• **TASK REQUIREMENTS**: Among these entries, how many lines contain "JSON"? Say the number and nothing else.

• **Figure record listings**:
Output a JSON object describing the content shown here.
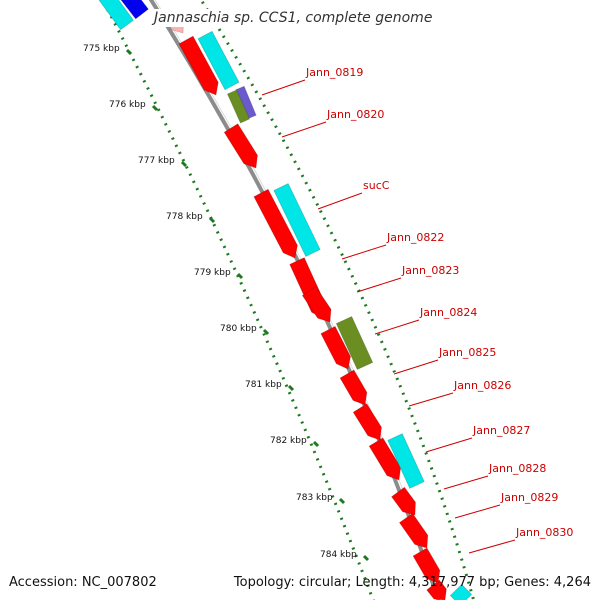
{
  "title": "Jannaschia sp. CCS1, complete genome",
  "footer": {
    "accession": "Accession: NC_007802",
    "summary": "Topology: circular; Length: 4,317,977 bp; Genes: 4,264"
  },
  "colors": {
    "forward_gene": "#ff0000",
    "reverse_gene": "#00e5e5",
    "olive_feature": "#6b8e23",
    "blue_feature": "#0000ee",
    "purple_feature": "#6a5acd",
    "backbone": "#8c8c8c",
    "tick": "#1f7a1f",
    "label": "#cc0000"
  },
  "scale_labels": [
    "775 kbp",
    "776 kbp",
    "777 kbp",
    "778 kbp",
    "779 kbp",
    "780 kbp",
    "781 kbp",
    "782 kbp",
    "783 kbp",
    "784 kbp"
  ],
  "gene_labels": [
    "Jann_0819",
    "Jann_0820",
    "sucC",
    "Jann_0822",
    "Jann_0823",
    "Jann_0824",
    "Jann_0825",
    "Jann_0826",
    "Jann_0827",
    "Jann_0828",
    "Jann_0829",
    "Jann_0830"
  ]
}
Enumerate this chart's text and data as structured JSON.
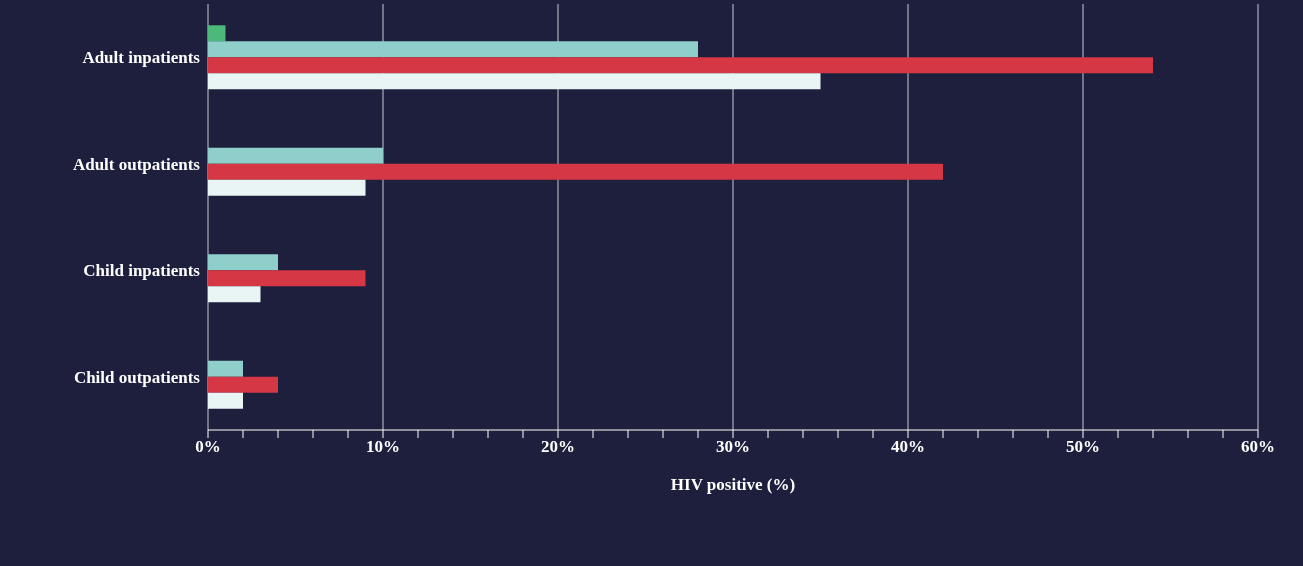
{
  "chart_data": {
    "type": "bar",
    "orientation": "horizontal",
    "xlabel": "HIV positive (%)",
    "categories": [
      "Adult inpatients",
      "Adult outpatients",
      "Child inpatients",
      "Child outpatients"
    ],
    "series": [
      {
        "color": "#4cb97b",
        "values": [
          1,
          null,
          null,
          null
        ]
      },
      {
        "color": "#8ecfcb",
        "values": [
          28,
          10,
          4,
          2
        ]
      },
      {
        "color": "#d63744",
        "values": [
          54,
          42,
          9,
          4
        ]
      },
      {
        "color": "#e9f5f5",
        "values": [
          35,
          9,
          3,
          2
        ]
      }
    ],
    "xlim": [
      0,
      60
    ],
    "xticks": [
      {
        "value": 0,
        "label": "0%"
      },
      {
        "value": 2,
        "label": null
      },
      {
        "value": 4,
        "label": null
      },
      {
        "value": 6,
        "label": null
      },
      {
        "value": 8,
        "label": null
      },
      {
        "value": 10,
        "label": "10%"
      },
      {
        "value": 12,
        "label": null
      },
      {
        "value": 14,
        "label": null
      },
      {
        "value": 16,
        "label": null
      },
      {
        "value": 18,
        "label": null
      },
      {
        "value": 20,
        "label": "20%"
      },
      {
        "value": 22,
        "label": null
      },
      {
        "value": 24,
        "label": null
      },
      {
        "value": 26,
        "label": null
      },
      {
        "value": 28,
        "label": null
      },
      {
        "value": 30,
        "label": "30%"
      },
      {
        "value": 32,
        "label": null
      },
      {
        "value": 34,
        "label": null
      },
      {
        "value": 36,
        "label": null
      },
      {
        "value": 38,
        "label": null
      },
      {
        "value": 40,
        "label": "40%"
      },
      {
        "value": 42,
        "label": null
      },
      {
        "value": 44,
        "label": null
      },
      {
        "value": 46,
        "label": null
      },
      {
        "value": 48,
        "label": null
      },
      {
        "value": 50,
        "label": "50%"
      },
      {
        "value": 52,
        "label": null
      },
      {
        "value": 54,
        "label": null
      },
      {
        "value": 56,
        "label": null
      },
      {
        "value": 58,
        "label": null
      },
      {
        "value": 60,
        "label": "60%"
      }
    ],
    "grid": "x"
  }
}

• **WRITTEN REPLY**: 2